**Task instructions:**
Return the listing below exactly, with the pictures dropped.

(Collected data entries)
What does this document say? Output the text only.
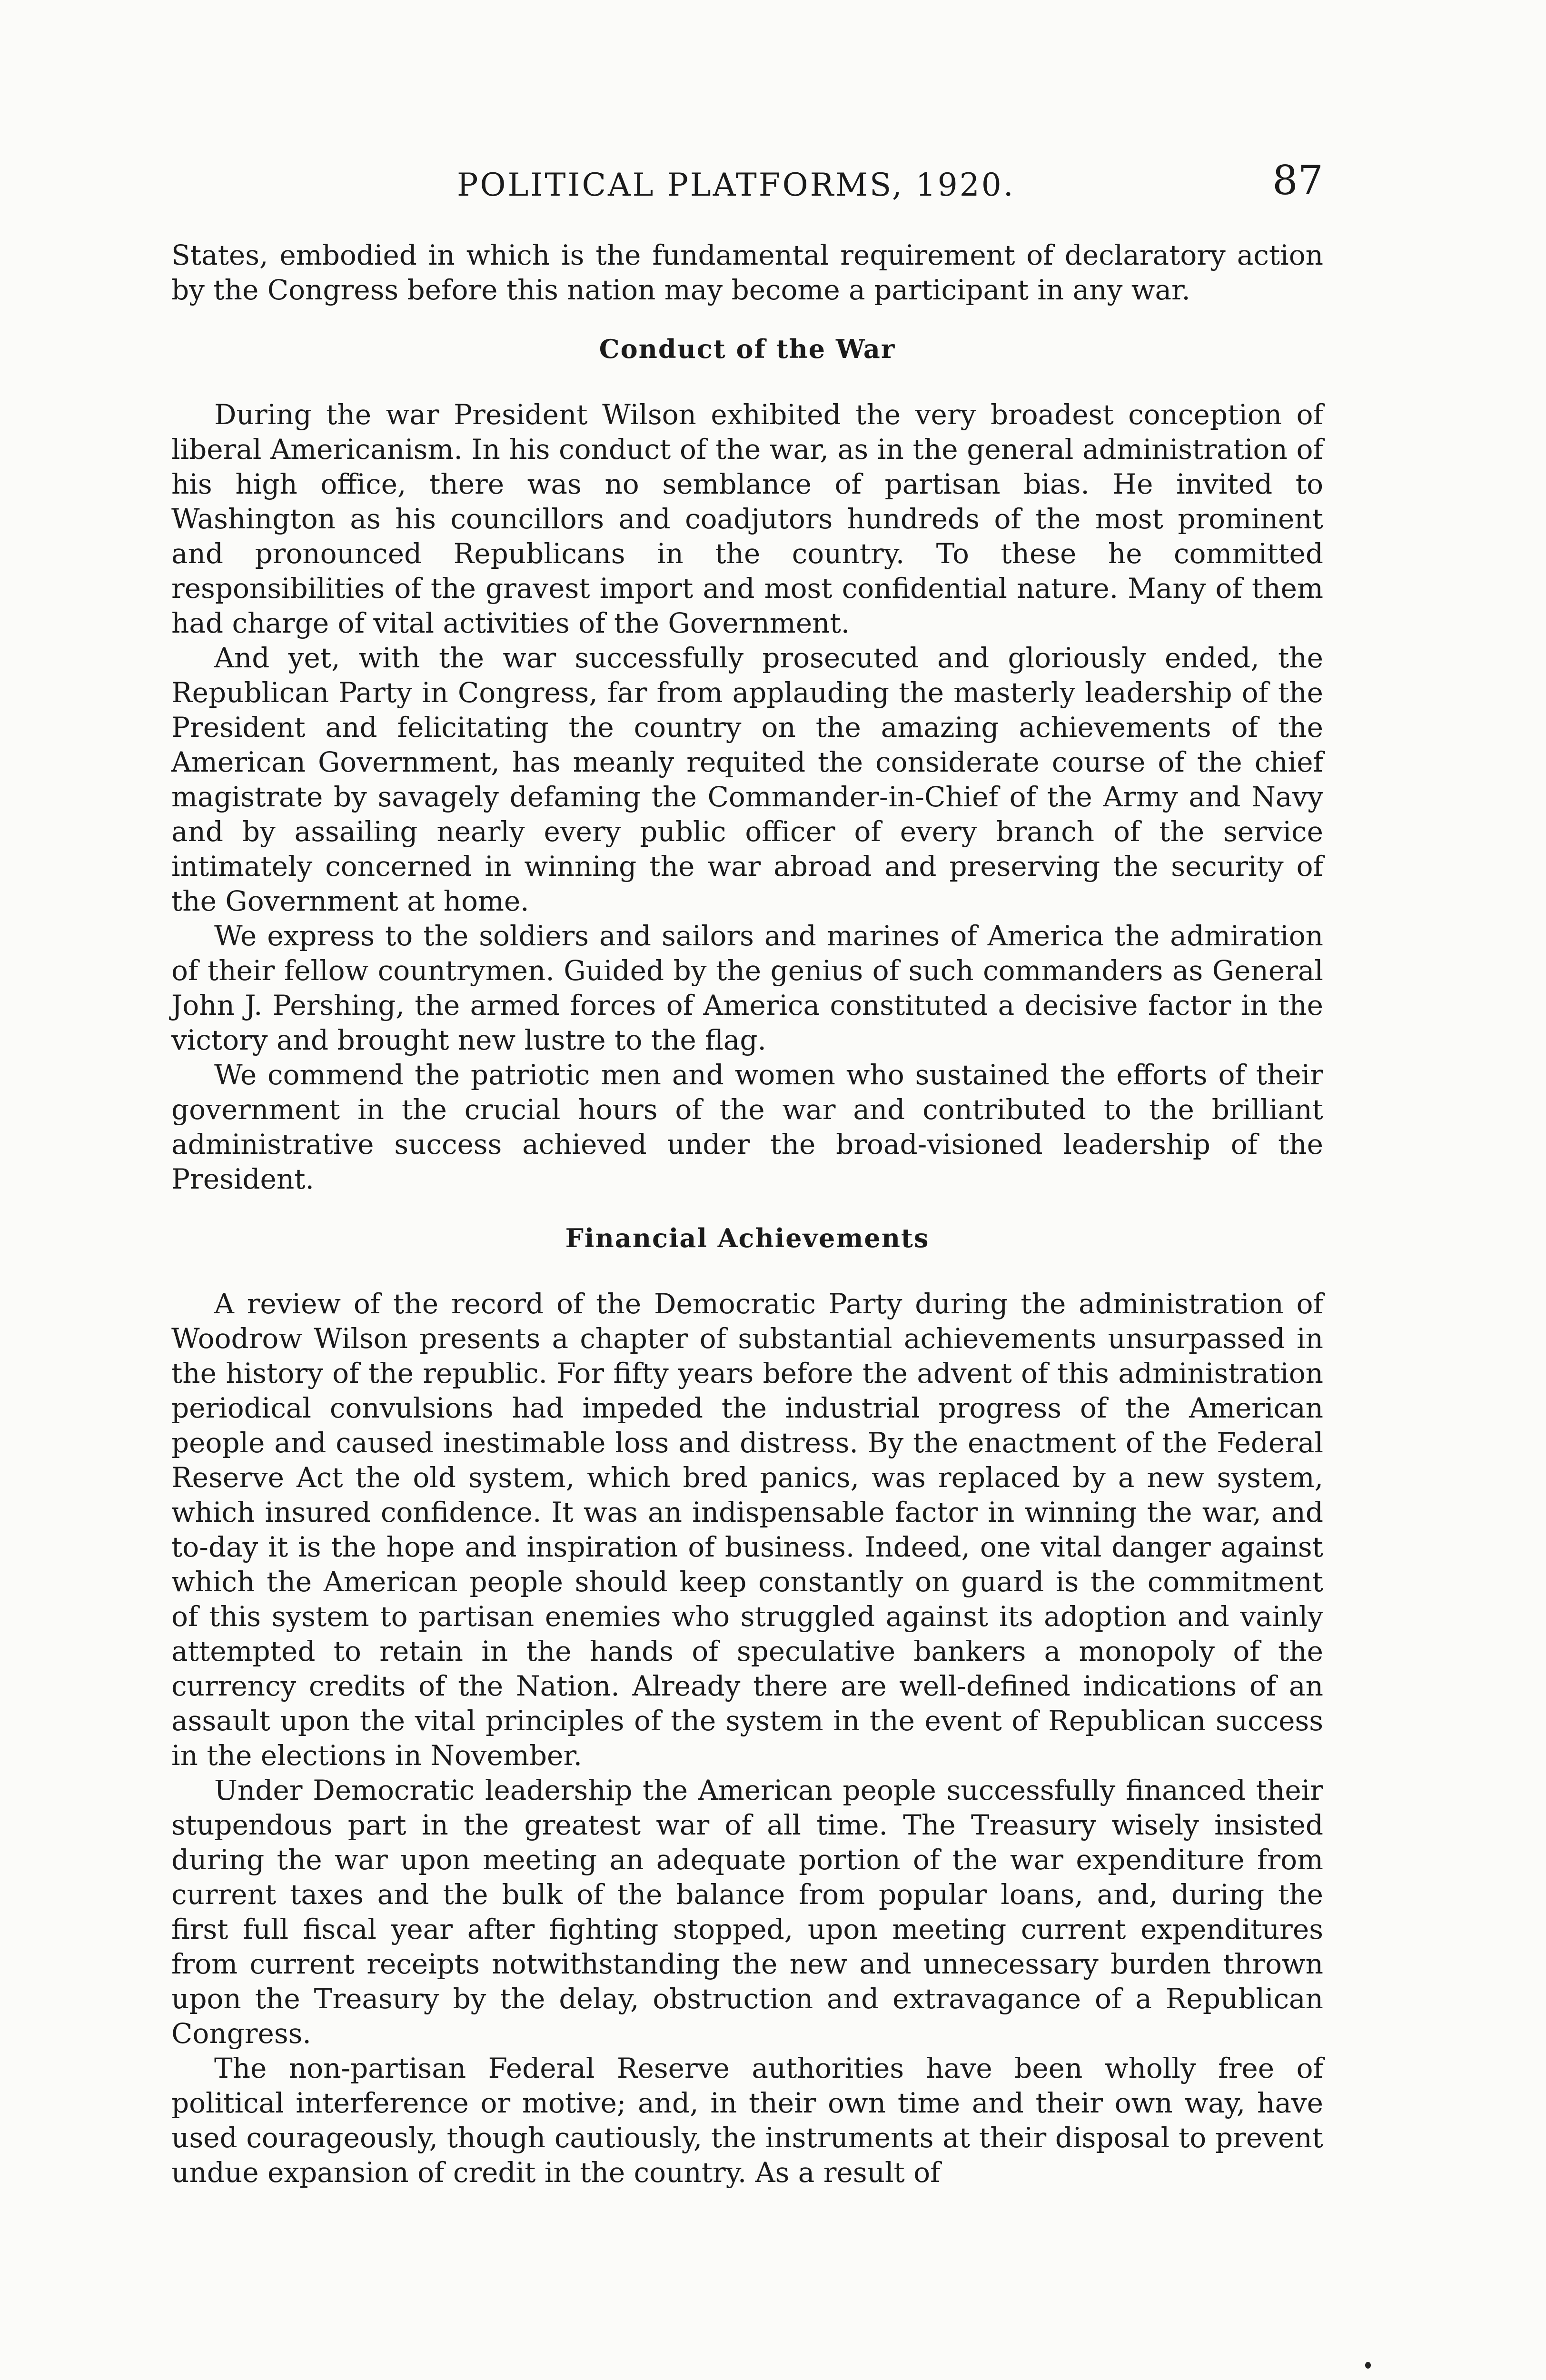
POLITICAL PLATFORMS, 1920.	87

States, embodied in which is the fundamental requirement of declaratory action by the Congress before this nation may become a participant in any war.

Conduct of the War

During the war President Wilson exhibited the very broadest conception of liberal Americanism. In his conduct of the war, as in the general administration of his high office, there was no semblance of partisan bias. He invited to Washington as his councillors and coadjutors hundreds of the most prominent and pronounced Republicans in the country. To these he committed responsibilities of the gravest import and most confidential nature. Many of them had charge of vital activities of the Government.

And yet, with the war successfully prosecuted and gloriously ended, the Republican Party in Congress, far from applauding the masterly leadership of the President and felicitating the country on the amazing achievements of the American Government, has meanly requited the considerate course of the chief magistrate by savagely defaming the Commander-in-Chief of the Army and Navy and by assailing nearly every public officer of every branch of the service intimately concerned in winning the war abroad and preserving the security of the Government at home.

We express to the soldiers and sailors and marines of America the admiration of their fellow countrymen. Guided by the genius of such commanders as General John J. Pershing, the armed forces of America constituted a decisive factor in the victory and brought new lustre to the flag.

We commend the patriotic men and women who sustained the efforts of their government in the crucial hours of the war and contributed to the brilliant administrative success achieved under the broad-visioned leadership of the President.

Financial Achievements

A review of the record of the Democratic Party during the administration of Woodrow Wilson presents a chapter of substantial achievements unsurpassed in the history of the republic. For fifty years before the advent of this administration periodical convulsions had impeded the industrial progress of the American people and caused inestimable loss and distress. By the enactment of the Federal Reserve Act the old system, which bred panics, was replaced by a new system, which insured confidence. It was an indispensable factor in winning the war, and to-day it is the hope and inspiration of business. Indeed, one vital danger against which the American people should keep constantly on guard is the commitment of this system to partisan enemies who struggled against its adoption and vainly attempted to retain in the hands of speculative bankers a monopoly of the currency credits of the Nation. Already there are well-defined indications of an assault upon the vital principles of the system in the event of Republican success in the elections in November.

Under Democratic leadership the American people successfully financed their stupendous part in the greatest war of all time. The Treasury wisely insisted during the war upon meeting an adequate portion of the war expenditure from current taxes and the bulk of the balance from popular loans, and, during the first full fiscal year after fighting stopped, upon meeting current expenditures from current receipts notwithstanding the new and unnecessary burden thrown upon the Treasury by the delay, obstruction and extravagance of a Republican Congress.

The non-partisan Federal Reserve authorities have been wholly free of political interference or motive; and, in their own time and their own way, have used courageously, though cautiously, the instruments at their disposal to prevent undue expansion of credit in the country. As a result of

**Output for this task:**
What does this document say? Output the text only.
POLITICAL PLATFORMS, 1920.	87

States, embodied in which is the fundamental requirement of declaratory action by the Congress before this nation may become a participant in any war.

Conduct of the War

During the war President Wilson exhibited the very broadest conception of liberal Americanism. In his conduct of the war, as in the general administration of his high office, there was no semblance of partisan bias. He invited to Washington as his councillors and coadjutors hundreds of the most prominent and pronounced Republicans in the country. To these he committed responsibilities of the gravest import and most confidential nature. Many of them had charge of vital activities of the Government.

And yet, with the war successfully prosecuted and gloriously ended, the Republican Party in Congress, far from applauding the masterly leadership of the President and felicitating the country on the amazing achievements of the American Government, has meanly requited the considerate course of the chief magistrate by savagely defaming the Commander-in-Chief of the Army and Navy and by assailing nearly every public officer of every branch of the service intimately concerned in winning the war abroad and preserving the security of the Government at home.

We express to the soldiers and sailors and marines of America the admiration of their fellow countrymen. Guided by the genius of such commanders as General John J. Pershing, the armed forces of America constituted a decisive factor in the victory and brought new lustre to the flag.

We commend the patriotic men and women who sustained the efforts of their government in the crucial hours of the war and contributed to the brilliant administrative success achieved under the broad-visioned leadership of the President.

Financial Achievements

A review of the record of the Democratic Party during the administration of Woodrow Wilson presents a chapter of substantial achievements unsurpassed in the history of the republic. For fifty years before the advent of this administration periodical convulsions had impeded the industrial progress of the American people and caused inestimable loss and distress. By the enactment of the Federal Reserve Act the old system, which bred panics, was replaced by a new system, which insured confidence. It was an indispensable factor in winning the war, and to-day it is the hope and inspiration of business. Indeed, one vital danger against which the American people should keep constantly on guard is the commitment of this system to partisan enemies who struggled against its adoption and vainly attempted to retain in the hands of speculative bankers a monopoly of the currency credits of the Nation. Already there are well-defined indications of an assault upon the vital principles of the system in the event of Republican success in the elections in November.

Under Democratic leadership the American people successfully financed their stupendous part in the greatest war of all time. The Treasury wisely insisted during the war upon meeting an adequate portion of the war expenditure from current taxes and the bulk of the balance from popular loans, and, during the first full fiscal year after fighting stopped, upon meeting current expenditures from current receipts notwithstanding the new and unnecessary burden thrown upon the Treasury by the delay, obstruction and extravagance of a Republican Congress.

The non-partisan Federal Reserve authorities have been wholly free of political interference or motive; and, in their own time and their own way, have used courageously, though cautiously, the instruments at their disposal to prevent undue expansion of credit in the country. As a result of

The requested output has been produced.